| WHAT NEEDS TO BE DONE |
Each line of the data that includes the string "提升安全防范能力" is to be copied out.

--- Start of TASK MATERIAL ---

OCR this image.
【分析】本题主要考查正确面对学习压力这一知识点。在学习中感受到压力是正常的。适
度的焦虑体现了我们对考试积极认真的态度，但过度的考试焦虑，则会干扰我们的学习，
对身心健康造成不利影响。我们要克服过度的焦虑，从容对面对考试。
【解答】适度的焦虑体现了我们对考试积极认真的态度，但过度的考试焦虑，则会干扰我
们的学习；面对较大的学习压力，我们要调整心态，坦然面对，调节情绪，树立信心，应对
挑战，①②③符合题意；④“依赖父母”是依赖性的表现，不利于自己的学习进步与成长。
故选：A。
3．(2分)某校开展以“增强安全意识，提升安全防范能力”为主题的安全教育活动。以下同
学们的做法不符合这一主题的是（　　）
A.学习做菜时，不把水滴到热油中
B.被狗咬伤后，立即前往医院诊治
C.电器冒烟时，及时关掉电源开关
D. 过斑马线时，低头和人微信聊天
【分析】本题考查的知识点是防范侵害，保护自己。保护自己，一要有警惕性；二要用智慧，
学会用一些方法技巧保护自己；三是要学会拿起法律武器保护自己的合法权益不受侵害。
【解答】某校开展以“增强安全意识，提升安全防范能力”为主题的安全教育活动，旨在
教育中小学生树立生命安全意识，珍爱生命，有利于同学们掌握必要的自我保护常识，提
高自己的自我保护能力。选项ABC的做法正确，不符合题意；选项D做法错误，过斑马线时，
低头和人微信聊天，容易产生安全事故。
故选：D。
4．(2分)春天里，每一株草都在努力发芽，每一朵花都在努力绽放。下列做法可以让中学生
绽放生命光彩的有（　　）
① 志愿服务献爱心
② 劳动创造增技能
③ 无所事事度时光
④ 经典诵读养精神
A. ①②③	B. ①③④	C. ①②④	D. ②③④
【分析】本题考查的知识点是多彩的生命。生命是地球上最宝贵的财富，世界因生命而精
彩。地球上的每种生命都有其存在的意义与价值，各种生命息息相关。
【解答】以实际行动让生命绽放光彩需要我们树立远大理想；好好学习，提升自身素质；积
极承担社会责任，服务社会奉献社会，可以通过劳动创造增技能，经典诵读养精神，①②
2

--- End of TASK MATERIAL ---

| TASK OUTPUT |
3．(2分)某校开展以“增强安全意识，提升安全防范能力”为主题的安全教育活动。以下同
【解答】某校开展以“增强安全意识，提升安全防范能力”为主题的安全教育活动，旨在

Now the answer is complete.